— begin —
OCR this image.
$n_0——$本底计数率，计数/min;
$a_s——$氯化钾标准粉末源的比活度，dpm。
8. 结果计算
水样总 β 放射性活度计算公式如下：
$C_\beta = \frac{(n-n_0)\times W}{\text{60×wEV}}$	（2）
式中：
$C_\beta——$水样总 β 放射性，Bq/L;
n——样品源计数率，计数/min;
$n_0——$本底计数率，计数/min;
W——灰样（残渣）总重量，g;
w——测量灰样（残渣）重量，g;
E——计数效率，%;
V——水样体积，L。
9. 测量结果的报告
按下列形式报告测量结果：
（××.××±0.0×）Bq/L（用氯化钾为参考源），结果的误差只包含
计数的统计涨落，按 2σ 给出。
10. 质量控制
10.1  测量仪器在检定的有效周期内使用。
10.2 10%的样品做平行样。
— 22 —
— end —
▸ TASK BRIEF: Return the entries above exactly, each one complete.

▸ REPLY:
OCR this image.
$n_0——$本底计数率，计数/min;
$a_s——$氯化钾标准粉末源的比活度，dpm。
8. 结果计算
水样总 β 放射性活度计算公式如下：
$C_\beta = \frac{(n-n_0)\times W}{\text{60×wEV}}$	（2）
式中：
$C_\beta——$水样总 β 放射性，Bq/L;
n——样品源计数率，计数/min;
$n_0——$本底计数率，计数/min;
W——灰样（残渣）总重量，g;
w——测量灰样（残渣）重量，g;
E——计数效率，%;
V——水样体积，L。
9. 测量结果的报告
按下列形式报告测量结果：
（××.××±0.0×）Bq/L（用氯化钾为参考源），结果的误差只包含
计数的统计涨落，按 2σ 给出。
10. 质量控制
10.1  测量仪器在检定的有效周期内使用。
10.2 10%的样品做平行样。
— 22 —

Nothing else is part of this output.